BEGIN The data
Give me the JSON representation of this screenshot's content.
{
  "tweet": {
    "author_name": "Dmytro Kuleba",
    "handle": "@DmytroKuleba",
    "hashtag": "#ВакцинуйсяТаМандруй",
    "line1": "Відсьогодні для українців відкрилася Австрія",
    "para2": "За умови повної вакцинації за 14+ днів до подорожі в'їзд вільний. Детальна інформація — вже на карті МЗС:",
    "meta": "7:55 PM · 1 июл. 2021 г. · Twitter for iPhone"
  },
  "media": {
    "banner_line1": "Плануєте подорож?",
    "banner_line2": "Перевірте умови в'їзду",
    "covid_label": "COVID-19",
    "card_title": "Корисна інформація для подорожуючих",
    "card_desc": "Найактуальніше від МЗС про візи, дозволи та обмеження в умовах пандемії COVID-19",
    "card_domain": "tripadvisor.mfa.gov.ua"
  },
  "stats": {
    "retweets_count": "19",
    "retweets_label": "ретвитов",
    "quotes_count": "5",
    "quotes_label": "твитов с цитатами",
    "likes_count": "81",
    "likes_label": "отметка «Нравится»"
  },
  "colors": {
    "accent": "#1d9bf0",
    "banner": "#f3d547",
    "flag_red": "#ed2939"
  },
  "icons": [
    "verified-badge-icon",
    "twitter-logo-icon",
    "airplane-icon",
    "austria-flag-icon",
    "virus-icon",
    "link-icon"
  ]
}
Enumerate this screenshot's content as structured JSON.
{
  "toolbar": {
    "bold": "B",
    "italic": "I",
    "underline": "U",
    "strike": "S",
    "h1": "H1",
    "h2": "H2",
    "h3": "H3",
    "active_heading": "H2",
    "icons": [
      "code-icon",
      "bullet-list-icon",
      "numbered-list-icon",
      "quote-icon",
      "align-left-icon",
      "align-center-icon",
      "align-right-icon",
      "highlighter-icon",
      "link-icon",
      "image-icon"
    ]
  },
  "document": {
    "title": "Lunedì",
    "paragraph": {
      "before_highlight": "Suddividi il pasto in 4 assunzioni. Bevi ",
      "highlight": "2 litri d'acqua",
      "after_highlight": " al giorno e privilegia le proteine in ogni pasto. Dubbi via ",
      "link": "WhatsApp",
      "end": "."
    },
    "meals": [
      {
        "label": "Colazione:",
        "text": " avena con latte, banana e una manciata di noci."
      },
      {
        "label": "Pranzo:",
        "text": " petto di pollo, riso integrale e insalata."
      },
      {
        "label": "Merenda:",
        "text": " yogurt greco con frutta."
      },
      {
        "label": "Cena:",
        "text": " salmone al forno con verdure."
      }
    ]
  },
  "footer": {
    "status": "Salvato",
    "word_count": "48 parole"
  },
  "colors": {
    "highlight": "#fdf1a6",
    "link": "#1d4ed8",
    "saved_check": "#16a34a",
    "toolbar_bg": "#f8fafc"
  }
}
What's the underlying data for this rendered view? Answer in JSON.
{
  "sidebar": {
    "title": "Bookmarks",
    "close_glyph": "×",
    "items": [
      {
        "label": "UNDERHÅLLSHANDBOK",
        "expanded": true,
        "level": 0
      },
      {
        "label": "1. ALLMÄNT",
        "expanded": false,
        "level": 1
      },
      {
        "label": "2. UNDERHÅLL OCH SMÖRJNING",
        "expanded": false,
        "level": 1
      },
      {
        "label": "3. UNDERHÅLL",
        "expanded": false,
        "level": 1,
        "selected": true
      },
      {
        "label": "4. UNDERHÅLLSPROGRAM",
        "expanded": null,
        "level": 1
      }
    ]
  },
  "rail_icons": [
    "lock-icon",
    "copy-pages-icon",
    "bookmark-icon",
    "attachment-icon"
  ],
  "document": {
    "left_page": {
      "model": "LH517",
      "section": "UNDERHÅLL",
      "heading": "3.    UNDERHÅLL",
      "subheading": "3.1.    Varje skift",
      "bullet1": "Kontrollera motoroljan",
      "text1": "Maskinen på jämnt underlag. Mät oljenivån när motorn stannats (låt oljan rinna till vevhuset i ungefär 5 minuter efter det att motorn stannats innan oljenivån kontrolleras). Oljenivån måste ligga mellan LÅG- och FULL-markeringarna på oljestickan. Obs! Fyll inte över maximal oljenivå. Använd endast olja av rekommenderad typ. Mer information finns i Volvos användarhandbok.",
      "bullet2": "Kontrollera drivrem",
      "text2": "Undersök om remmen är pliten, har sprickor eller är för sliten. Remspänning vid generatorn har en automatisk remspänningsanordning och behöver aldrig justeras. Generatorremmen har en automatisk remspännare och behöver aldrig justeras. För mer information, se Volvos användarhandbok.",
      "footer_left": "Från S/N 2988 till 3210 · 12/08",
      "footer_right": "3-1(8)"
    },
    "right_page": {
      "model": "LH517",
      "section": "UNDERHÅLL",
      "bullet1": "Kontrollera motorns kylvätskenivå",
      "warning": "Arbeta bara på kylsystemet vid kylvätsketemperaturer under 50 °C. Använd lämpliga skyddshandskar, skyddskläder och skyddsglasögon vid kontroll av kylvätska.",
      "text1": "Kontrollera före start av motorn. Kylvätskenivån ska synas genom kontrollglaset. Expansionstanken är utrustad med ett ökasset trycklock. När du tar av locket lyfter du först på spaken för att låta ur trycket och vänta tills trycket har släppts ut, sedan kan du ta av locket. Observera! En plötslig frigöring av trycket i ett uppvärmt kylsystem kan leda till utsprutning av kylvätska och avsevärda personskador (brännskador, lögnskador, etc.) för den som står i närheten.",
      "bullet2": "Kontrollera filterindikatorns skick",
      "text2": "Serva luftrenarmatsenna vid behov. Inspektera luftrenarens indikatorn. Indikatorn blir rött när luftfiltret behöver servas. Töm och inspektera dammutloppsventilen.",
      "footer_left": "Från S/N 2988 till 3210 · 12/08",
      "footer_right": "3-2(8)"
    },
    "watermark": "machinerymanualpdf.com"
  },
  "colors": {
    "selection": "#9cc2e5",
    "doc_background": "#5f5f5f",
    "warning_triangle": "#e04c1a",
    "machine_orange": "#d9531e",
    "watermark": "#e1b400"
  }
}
END The data
* Task goal *
Reproduce every line above that contains the string "content".

* Answer to the exercise *
Give me the JSON representation of this screenshot's content.
Enumerate this screenshot's content as structured JSON.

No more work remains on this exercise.